TASK REQUIREMENTS
Write out every entry exactly as it appears.

(Dataset rows)
+ + +

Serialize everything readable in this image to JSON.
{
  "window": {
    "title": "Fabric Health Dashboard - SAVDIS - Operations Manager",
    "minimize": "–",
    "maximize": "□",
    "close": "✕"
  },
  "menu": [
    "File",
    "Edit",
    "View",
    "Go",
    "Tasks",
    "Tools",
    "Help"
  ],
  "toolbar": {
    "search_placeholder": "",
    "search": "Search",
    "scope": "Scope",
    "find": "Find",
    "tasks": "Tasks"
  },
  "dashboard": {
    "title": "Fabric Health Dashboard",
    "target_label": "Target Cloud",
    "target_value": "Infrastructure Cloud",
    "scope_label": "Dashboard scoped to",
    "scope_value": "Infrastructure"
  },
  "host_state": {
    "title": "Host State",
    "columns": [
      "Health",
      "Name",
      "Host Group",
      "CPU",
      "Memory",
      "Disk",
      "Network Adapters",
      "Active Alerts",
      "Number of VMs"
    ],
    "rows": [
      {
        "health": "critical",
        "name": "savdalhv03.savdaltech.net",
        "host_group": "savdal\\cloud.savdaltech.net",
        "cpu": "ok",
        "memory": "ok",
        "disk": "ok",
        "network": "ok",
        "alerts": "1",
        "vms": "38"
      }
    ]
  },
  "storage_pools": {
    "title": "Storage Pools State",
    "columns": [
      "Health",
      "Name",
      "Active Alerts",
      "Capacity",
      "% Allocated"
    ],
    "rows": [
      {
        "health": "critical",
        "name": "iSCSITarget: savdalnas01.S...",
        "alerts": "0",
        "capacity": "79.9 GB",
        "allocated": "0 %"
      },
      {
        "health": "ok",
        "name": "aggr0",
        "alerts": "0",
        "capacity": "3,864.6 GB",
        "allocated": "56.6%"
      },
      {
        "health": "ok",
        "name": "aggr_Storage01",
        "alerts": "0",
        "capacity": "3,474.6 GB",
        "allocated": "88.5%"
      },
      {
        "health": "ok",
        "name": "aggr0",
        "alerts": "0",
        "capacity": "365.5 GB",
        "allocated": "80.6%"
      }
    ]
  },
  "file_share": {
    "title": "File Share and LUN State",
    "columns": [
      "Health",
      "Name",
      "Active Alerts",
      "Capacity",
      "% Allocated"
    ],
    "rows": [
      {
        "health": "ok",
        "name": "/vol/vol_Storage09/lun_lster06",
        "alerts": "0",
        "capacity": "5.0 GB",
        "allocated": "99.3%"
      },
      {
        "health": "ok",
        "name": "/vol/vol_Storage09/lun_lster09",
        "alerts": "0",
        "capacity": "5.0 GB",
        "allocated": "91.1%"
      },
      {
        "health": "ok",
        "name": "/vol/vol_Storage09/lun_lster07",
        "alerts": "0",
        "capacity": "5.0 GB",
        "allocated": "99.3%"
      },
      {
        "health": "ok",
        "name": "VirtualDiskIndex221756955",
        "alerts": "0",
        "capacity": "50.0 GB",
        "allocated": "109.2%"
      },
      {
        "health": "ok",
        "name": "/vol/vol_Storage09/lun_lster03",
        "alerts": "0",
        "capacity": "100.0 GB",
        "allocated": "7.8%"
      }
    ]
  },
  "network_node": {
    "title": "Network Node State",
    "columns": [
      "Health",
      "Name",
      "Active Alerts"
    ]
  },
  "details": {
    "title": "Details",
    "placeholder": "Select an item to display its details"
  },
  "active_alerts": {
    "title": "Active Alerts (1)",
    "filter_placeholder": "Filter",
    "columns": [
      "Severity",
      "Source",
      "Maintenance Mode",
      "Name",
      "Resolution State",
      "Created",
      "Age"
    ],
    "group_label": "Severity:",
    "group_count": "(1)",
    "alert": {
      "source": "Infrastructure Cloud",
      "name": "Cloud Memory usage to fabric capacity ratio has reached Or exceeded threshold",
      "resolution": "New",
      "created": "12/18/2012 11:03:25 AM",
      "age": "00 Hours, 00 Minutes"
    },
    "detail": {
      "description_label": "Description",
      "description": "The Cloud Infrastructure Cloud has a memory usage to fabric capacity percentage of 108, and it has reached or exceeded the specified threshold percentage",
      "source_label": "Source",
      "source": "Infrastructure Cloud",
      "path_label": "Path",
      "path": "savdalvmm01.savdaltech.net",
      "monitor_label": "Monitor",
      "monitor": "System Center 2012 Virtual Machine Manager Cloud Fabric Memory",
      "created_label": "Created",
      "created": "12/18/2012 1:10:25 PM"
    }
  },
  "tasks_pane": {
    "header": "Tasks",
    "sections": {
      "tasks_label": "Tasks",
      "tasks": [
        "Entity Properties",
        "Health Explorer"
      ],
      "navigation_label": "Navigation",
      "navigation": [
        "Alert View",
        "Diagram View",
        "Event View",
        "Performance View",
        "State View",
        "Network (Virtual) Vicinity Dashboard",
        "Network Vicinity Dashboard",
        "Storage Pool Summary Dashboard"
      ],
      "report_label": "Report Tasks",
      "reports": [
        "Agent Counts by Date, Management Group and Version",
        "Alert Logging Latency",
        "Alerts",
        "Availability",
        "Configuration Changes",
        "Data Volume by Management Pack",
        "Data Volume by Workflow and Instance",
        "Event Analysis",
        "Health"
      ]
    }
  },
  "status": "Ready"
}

+ + +

FINAL RESULT
Serialize everything readable in this image to JSON.
{
  "window": {
    "title": "Fabric Health Dashboard - SAVDIS - Operations Manager",
    "minimize": "–",
    "maximize": "□",
    "close": "✕"
  },
  "menu": [
    "File",
    "Edit",
    "View",
    "Go",
    "Tasks",
    "Tools",
    "Help"
  ],
  "toolbar": {
    "search_placeholder": "",
    "search": "Search",
    "scope": "Scope",
    "find": "Find",
    "tasks": "Tasks"
  },
  "dashboard": {
    "title": "Fabric Health Dashboard",
    "target_label": "Target Cloud",
    "target_value": "Infrastructure Cloud",
    "scope_label": "Dashboard scoped to",
    "scope_value": "Infrastructure"
  },
  "host_state": {
    "title": "Host State",
    "columns": [
      "Health",
      "Name",
      "Host Group",
      "CPU",
      "Memory",
      "Disk",
      "Network Adapters",
      "Active Alerts",
      "Number of VMs"
    ],
    "rows": [
      {
        "health": "critical",
        "name": "savdalhv03.savdaltech.net",
        "host_group": "savdal\\cloud.savdaltech.net",
        "cpu": "ok",
        "memory": "ok",
        "disk": "ok",
        "network": "ok",
        "alerts": "1",
        "vms": "38"
      }
    ]
  },
  "storage_pools": {
    "title": "Storage Pools State",
    "columns": [
      "Health",
      "Name",
      "Active Alerts",
      "Capacity",
      "% Allocated"
    ],
    "rows": [
      {
        "health": "critical",
        "name": "iSCSITarget: savdalnas01.S...",
        "alerts": "0",
        "capacity": "79.9 GB",
        "allocated": "0 %"
      },
      {
        "health": "ok",
        "name": "aggr0",
        "alerts": "0",
        "capacity": "3,864.6 GB",
        "allocated": "56.6%"
      },
      {
        "health": "ok",
        "name": "aggr_Storage01",
        "alerts": "0",
        "capacity": "3,474.6 GB",
        "allocated": "88.5%"
      },
      {
        "health": "ok",
        "name": "aggr0",
        "alerts": "0",
        "capacity": "365.5 GB",
        "allocated": "80.6%"
      }
    ]
  },
  "file_share": {
    "title": "File Share and LUN State",
    "columns": [
      "Health",
      "Name",
      "Active Alerts",
      "Capacity",
      "% Allocated"
    ],
    "rows": [
      {
        "health": "ok",
        "name": "/vol/vol_Storage09/lun_lster06",
        "alerts": "0",
        "capacity": "5.0 GB",
        "allocated": "99.3%"
      },
      {
        "health": "ok",
        "name": "/vol/vol_Storage09/lun_lster09",
        "alerts": "0",
        "capacity": "5.0 GB",
        "allocated": "91.1%"
      },
      {
        "health": "ok",
        "name": "/vol/vol_Storage09/lun_lster07",
        "alerts": "0",
        "capacity": "5.0 GB",
        "allocated": "99.3%"
      },
      {
        "health": "ok",
        "name": "VirtualDiskIndex221756955",
        "alerts": "0",
        "capacity": "50.0 GB",
        "allocated": "109.2%"
      },
      {
        "health": "ok",
        "name": "/vol/vol_Storage09/lun_lster03",
        "alerts": "0",
        "capacity": "100.0 GB",
        "allocated": "7.8%"
      }
    ]
  },
  "network_node": {
    "title": "Network Node State",
    "columns": [
      "Health",
      "Name",
      "Active Alerts"
    ]
  },
  "details": {
    "title": "Details",
    "placeholder": "Select an item to display its details"
  },
  "active_alerts": {
    "title": "Active Alerts (1)",
    "filter_placeholder": "Filter",
    "columns": [
      "Severity",
      "Source",
      "Maintenance Mode",
      "Name",
      "Resolution State",
      "Created",
      "Age"
    ],
    "group_label": "Severity:",
    "group_count": "(1)",
    "alert": {
      "source": "Infrastructure Cloud",
      "name": "Cloud Memory usage to fabric capacity ratio has reached Or exceeded threshold",
      "resolution": "New",
      "created": "12/18/2012 11:03:25 AM",
      "age": "00 Hours, 00 Minutes"
    },
    "detail": {
      "description_label": "Description",
      "description": "The Cloud Infrastructure Cloud has a memory usage to fabric capacity percentage of 108, and it has reached or exceeded the specified threshold percentage",
      "source_label": "Source",
      "source": "Infrastructure Cloud",
      "path_label": "Path",
      "path": "savdalvmm01.savdaltech.net",
      "monitor_label": "Monitor",
      "monitor": "System Center 2012 Virtual Machine Manager Cloud Fabric Memory",
      "created_label": "Created",
      "created": "12/18/2012 1:10:25 PM"
    }
  },
  "tasks_pane": {
    "header": "Tasks",
    "sections": {
      "tasks_label": "Tasks",
      "tasks": [
        "Entity Properties",
        "Health Explorer"
      ],
      "navigation_label": "Navigation",
      "navigation": [
        "Alert View",
        "Diagram View",
        "Event View",
        "Performance View",
        "State View",
        "Network (Virtual) Vicinity Dashboard",
        "Network Vicinity Dashboard",
        "Storage Pool Summary Dashboard"
      ],
      "report_label": "Report Tasks",
      "reports": [
        "Agent Counts by Date, Management Group and Version",
        "Alert Logging Latency",
        "Alerts",
        "Availability",
        "Configuration Changes",
        "Data Volume by Management Pack",
        "Data Volume by Workflow and Instance",
        "Event Analysis",
        "Health"
      ]
    }
  },
  "status": "Ready"
}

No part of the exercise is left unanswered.